Task to carry out — Print the records below word for word, but leave out the pictures.

Provided records —
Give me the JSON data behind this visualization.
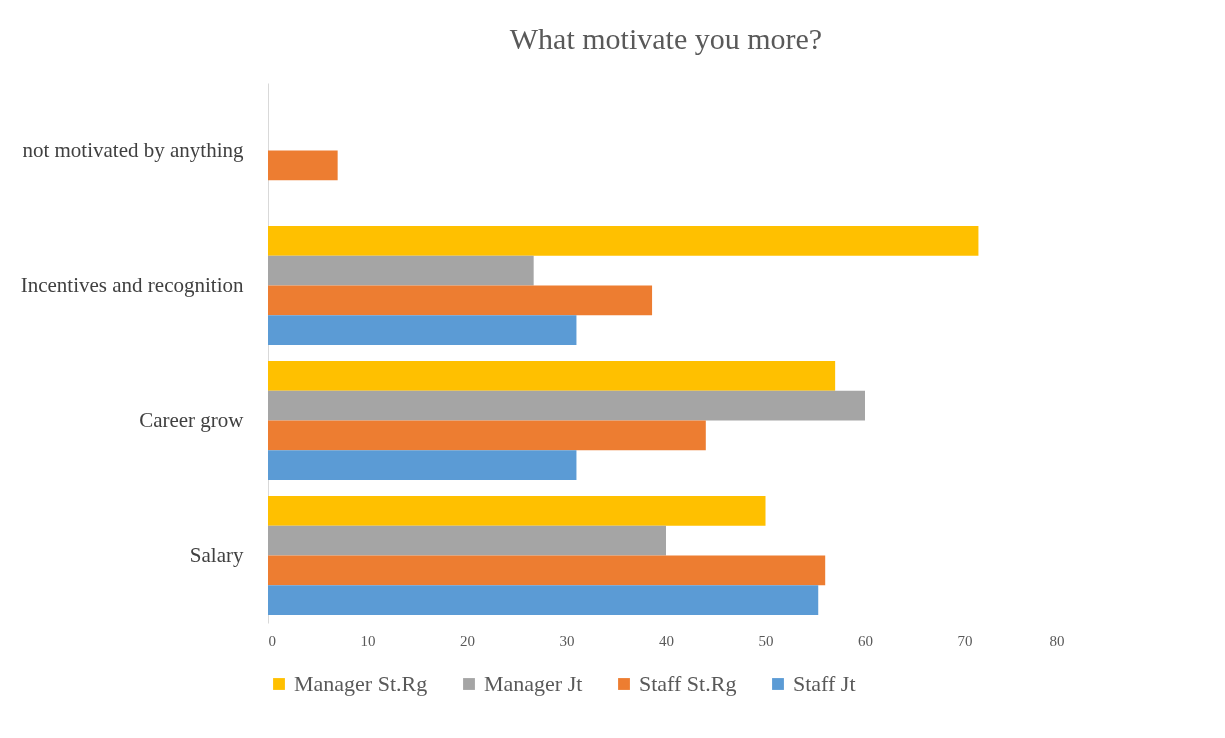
{
  "chart_data": {
    "type": "bar",
    "orientation": "horizontal",
    "title": "What motivate  you more?",
    "categories": [
      "not motivated by anything",
      "Incentives and recognition",
      "Career grow",
      "Salary"
    ],
    "series": [
      {
        "name": "Manager St.Rg",
        "color": "#ffc000",
        "values": [
          null,
          71.4,
          57,
          50
        ]
      },
      {
        "name": "Manager Jt",
        "color": "#a5a5a5",
        "values": [
          null,
          26.7,
          60,
          40
        ]
      },
      {
        "name": "Staff St.Rg",
        "color": "#ed7d31",
        "values": [
          7,
          38.6,
          44,
          56
        ]
      },
      {
        "name": "Staff Jt",
        "color": "#5b9bd5",
        "values": [
          null,
          31,
          31,
          55.3
        ]
      }
    ],
    "xlim": [
      0,
      80
    ],
    "xticks": [
      0,
      10,
      20,
      30,
      40,
      50,
      60,
      70,
      80
    ],
    "grid": false,
    "legend": "bottom"
  }
}
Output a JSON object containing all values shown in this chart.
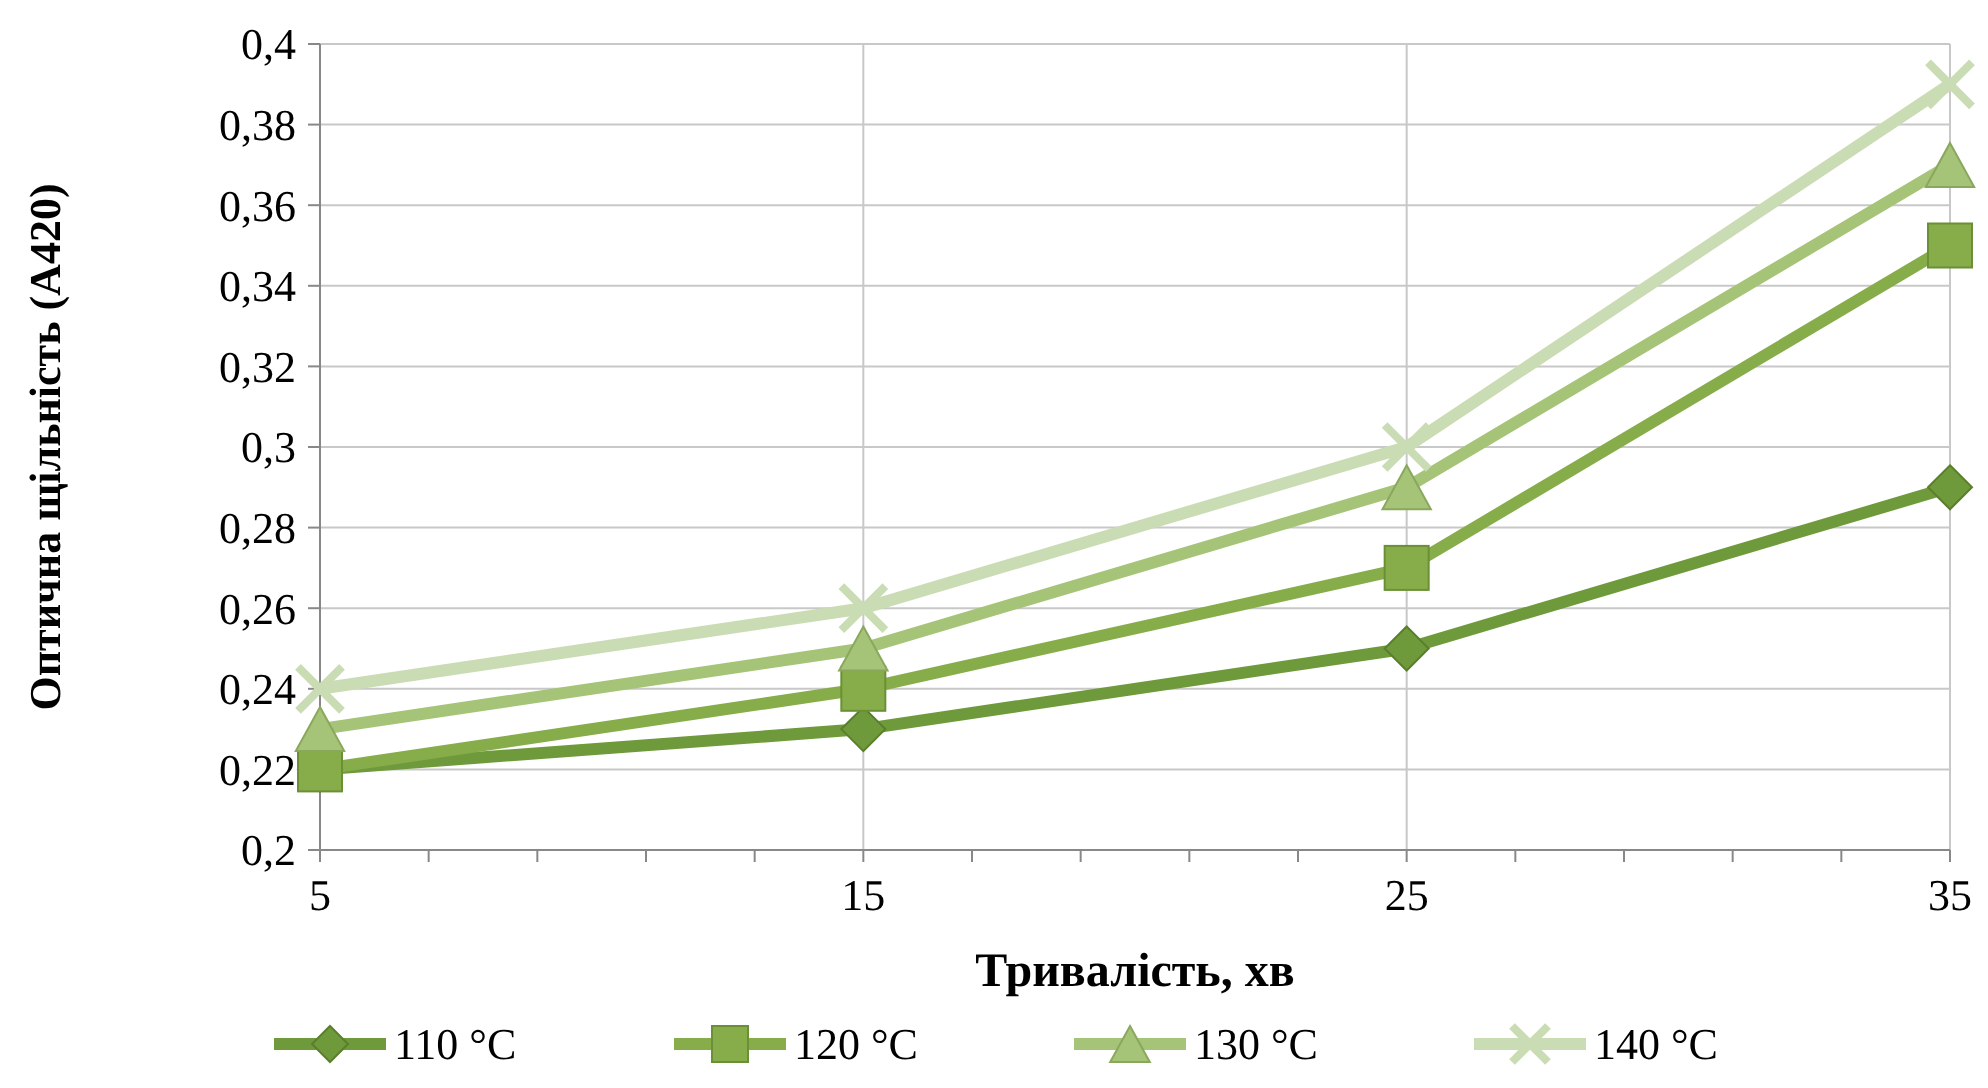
{
  "chart_data": {
    "type": "line",
    "xlabel": "Тривалість, хв",
    "ylabel": "Оптична щільність (А420)",
    "x": [
      5,
      15,
      25,
      35
    ],
    "series": [
      {
        "name": "110 °C",
        "color": "#6f9a3b",
        "marker": "diamond",
        "values": [
          0.22,
          0.23,
          0.25,
          0.29
        ]
      },
      {
        "name": "120 °C",
        "color": "#87ad4b",
        "marker": "square",
        "values": [
          0.22,
          0.24,
          0.27,
          0.35
        ]
      },
      {
        "name": "130 °C",
        "color": "#a5c477",
        "marker": "triangle",
        "values": [
          0.23,
          0.25,
          0.29,
          0.37
        ]
      },
      {
        "name": "140 °C",
        "color": "#cadcb3",
        "marker": "cross",
        "values": [
          0.24,
          0.26,
          0.3,
          0.39
        ]
      }
    ],
    "xlim": [
      5,
      35
    ],
    "xticks": [
      5,
      {
        "value": 7,
        "label": null
      },
      {
        "value": 9,
        "label": null
      },
      {
        "value": 11,
        "label": null
      },
      {
        "value": 13,
        "label": null
      },
      15,
      {
        "value": 17,
        "label": null
      },
      {
        "value": 19,
        "label": null
      },
      {
        "value": 21,
        "label": null
      },
      {
        "value": 23,
        "label": null
      },
      25,
      {
        "value": 27,
        "label": null
      },
      {
        "value": 29,
        "label": null
      },
      {
        "value": 31,
        "label": null
      },
      {
        "value": 33,
        "label": null
      },
      35
    ],
    "ylim": [
      0.2,
      0.4
    ],
    "yticks": [
      {
        "value": 0.2,
        "label": "0,2"
      },
      {
        "value": 0.22,
        "label": "0,22"
      },
      {
        "value": 0.24,
        "label": "0,24"
      },
      {
        "value": 0.26,
        "label": "0,26"
      },
      {
        "value": 0.28,
        "label": "0,28"
      },
      {
        "value": 0.3,
        "label": "0,3"
      },
      {
        "value": 0.32,
        "label": "0,32"
      },
      {
        "value": 0.34,
        "label": "0,34"
      },
      {
        "value": 0.36,
        "label": "0,36"
      },
      {
        "value": 0.38,
        "label": "0,38"
      },
      {
        "value": 0.4,
        "label": "0,4"
      }
    ],
    "grid": true,
    "legend": "bottom",
    "line_style": "solid"
  }
}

Task answer —
Give me the JSON data behind this visualization.
{
  "chart_data": {
    "type": "bar",
    "orientation": "horizontal",
    "title": "What motivate  you more?",
    "categories": [
      "not motivated by anything",
      "Incentives and recognition",
      "Career grow",
      "Salary"
    ],
    "series": [
      {
        "name": "Manager St.Rg",
        "color": "#ffc000",
        "values": [
          null,
          71.4,
          57,
          50
        ]
      },
      {
        "name": "Manager Jt",
        "color": "#a5a5a5",
        "values": [
          null,
          26.7,
          60,
          40
        ]
      },
      {
        "name": "Staff St.Rg",
        "color": "#ed7d31",
        "values": [
          7,
          38.6,
          44,
          56
        ]
      },
      {
        "name": "Staff Jt",
        "color": "#5b9bd5",
        "values": [
          null,
          31,
          31,
          55.3
        ]
      }
    ],
    "xlim": [
      0,
      80
    ],
    "xticks": [
      0,
      10,
      20,
      30,
      40,
      50,
      60,
      70,
      80
    ],
    "grid": false,
    "legend": "bottom"
  }
}
Output a JSON object containing all values shown in this chart.
{
  "chart_data": {
    "type": "line",
    "xlabel": "Тривалість, хв",
    "ylabel": "Оптична щільність (А420)",
    "x": [
      5,
      15,
      25,
      35
    ],
    "series": [
      {
        "name": "110 °C",
        "color": "#6f9a3b",
        "marker": "diamond",
        "values": [
          0.22,
          0.23,
          0.25,
          0.29
        ]
      },
      {
        "name": "120 °C",
        "color": "#87ad4b",
        "marker": "square",
        "values": [
          0.22,
          0.24,
          0.27,
          0.35
        ]
      },
      {
        "name": "130 °C",
        "color": "#a5c477",
        "marker": "triangle",
        "values": [
          0.23,
          0.25,
          0.29,
          0.37
        ]
      },
      {
        "name": "140 °C",
        "color": "#cadcb3",
        "marker": "cross",
        "values": [
          0.24,
          0.26,
          0.3,
          0.39
        ]
      }
    ],
    "xlim": [
      5,
      35
    ],
    "xticks": [
      5,
      {
        "value": 7,
        "label": null
      },
      {
        "value": 9,
        "label": null
      },
      {
        "value": 11,
        "label": null
      },
      {
        "value": 13,
        "label": null
      },
      15,
      {
        "value": 17,
        "label": null
      },
      {
        "value": 19,
        "label": null
      },
      {
        "value": 21,
        "label": null
      },
      {
        "value": 23,
        "label": null
      },
      25,
      {
        "value": 27,
        "label": null
      },
      {
        "value": 29,
        "label": null
      },
      {
        "value": 31,
        "label": null
      },
      {
        "value": 33,
        "label": null
      },
      35
    ],
    "ylim": [
      0.2,
      0.4
    ],
    "yticks": [
      {
        "value": 0.2,
        "label": "0,2"
      },
      {
        "value": 0.22,
        "label": "0,22"
      },
      {
        "value": 0.24,
        "label": "0,24"
      },
      {
        "value": 0.26,
        "label": "0,26"
      },
      {
        "value": 0.28,
        "label": "0,28"
      },
      {
        "value": 0.3,
        "label": "0,3"
      },
      {
        "value": 0.32,
        "label": "0,32"
      },
      {
        "value": 0.34,
        "label": "0,34"
      },
      {
        "value": 0.36,
        "label": "0,36"
      },
      {
        "value": 0.38,
        "label": "0,38"
      },
      {
        "value": 0.4,
        "label": "0,4"
      }
    ],
    "grid": true,
    "legend": "bottom",
    "line_style": "solid"
  }
}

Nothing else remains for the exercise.